= Task to complete =
From the entries that follow, list every line in which the string "xlabel" appears.
## begin
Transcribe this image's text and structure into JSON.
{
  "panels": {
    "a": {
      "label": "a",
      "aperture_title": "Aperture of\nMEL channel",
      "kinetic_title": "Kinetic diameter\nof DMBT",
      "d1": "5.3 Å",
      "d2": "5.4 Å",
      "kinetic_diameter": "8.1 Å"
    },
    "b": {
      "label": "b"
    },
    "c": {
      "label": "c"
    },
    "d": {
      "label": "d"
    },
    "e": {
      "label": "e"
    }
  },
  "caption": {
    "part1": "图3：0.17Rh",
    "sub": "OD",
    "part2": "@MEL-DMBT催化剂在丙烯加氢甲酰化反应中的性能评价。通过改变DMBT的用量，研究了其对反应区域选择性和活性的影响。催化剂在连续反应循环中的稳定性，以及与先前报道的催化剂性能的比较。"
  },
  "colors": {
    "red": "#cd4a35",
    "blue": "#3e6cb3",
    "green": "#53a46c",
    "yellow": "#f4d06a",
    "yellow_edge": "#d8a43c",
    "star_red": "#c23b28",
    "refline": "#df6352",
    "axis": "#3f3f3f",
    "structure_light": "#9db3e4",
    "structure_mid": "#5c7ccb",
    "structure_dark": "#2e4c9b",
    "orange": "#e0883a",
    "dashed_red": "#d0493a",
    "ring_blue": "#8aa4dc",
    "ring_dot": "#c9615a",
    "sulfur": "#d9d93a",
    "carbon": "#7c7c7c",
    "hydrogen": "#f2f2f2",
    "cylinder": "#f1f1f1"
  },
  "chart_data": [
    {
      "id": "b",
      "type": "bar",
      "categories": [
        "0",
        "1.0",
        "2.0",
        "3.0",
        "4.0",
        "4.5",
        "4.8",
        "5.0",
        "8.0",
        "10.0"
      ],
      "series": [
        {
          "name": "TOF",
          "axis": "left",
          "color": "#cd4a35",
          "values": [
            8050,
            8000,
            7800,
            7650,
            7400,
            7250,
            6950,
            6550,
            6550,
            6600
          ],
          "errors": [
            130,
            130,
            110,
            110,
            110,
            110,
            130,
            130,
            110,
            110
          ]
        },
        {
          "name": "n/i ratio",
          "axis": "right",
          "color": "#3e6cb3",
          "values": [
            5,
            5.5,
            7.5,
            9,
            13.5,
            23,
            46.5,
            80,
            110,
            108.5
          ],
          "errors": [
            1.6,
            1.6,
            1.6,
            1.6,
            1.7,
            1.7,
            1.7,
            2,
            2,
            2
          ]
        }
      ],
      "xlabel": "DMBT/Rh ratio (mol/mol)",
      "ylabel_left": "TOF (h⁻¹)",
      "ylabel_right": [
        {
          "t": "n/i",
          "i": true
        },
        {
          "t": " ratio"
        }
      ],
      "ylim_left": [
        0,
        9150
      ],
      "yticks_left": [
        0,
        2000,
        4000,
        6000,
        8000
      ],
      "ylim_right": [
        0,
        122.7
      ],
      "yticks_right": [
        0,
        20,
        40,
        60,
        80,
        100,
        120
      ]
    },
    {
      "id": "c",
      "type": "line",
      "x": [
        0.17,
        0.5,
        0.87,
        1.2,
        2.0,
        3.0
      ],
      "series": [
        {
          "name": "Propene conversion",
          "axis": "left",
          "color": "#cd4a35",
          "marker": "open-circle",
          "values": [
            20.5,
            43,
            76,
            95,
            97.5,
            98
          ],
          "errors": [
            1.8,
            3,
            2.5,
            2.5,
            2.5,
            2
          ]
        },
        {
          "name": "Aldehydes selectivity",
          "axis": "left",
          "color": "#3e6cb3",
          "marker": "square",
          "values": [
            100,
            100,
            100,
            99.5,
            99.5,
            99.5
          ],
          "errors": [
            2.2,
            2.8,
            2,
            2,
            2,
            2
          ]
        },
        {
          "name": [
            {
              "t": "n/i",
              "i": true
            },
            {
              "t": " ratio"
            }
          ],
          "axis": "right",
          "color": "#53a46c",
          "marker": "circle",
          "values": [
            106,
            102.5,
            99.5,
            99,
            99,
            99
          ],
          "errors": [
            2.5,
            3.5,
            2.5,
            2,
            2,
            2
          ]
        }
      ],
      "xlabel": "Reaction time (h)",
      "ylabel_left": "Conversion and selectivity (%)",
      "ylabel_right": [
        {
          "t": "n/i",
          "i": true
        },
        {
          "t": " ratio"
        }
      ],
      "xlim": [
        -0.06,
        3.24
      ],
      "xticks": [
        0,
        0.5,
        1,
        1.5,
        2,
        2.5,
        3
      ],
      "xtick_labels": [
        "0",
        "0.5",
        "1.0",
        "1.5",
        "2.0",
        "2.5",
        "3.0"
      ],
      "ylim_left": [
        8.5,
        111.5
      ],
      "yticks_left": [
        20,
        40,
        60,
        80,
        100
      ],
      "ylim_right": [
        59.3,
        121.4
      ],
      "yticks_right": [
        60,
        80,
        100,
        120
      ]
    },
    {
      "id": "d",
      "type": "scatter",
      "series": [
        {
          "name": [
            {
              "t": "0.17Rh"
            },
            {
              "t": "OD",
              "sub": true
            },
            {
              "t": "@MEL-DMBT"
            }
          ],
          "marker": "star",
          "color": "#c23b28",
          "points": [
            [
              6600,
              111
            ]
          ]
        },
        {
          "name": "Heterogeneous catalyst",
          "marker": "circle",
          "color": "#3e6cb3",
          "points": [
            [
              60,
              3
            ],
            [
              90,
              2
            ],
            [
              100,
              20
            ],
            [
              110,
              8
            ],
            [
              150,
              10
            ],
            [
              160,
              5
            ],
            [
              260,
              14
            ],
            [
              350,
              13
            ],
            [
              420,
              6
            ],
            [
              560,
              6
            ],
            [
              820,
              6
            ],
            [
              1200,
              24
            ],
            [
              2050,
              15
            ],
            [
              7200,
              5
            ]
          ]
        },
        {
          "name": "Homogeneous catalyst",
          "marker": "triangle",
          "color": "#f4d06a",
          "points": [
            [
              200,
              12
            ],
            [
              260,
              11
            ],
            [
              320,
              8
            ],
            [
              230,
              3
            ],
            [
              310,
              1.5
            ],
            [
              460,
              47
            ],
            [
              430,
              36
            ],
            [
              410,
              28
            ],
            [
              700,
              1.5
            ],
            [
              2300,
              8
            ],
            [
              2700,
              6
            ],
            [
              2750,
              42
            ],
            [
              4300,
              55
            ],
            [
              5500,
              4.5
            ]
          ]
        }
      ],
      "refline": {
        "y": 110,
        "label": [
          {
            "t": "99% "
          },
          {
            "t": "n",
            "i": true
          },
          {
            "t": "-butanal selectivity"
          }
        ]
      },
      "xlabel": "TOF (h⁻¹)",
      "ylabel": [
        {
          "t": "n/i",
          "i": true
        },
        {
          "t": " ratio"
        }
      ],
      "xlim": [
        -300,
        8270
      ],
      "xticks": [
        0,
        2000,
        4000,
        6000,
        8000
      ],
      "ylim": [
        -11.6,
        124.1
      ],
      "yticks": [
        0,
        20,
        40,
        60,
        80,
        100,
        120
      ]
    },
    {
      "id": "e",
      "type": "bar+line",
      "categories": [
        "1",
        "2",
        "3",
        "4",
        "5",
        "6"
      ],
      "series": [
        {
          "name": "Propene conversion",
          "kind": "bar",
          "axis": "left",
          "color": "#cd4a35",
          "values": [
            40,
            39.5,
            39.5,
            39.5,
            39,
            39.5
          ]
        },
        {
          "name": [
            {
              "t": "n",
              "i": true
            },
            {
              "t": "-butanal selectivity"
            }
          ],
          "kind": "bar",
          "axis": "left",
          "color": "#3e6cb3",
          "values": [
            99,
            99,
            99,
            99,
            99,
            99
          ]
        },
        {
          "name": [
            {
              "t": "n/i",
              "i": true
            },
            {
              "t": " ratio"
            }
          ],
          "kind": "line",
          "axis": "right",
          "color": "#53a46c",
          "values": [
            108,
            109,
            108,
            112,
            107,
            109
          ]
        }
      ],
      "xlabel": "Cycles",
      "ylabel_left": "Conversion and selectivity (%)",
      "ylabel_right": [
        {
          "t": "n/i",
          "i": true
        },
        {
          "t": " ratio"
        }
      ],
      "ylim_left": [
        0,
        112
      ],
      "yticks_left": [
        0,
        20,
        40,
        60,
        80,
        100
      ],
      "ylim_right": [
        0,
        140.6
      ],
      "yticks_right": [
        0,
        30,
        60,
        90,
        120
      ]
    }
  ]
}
## end
= Output for this task =
      "xlabel": "DMBT/Rh ratio (mol/mol)",
      "xlabel": "Reaction time (h)",
      "xlabel": "TOF (h⁻¹)",
      "xlabel": "Cycles",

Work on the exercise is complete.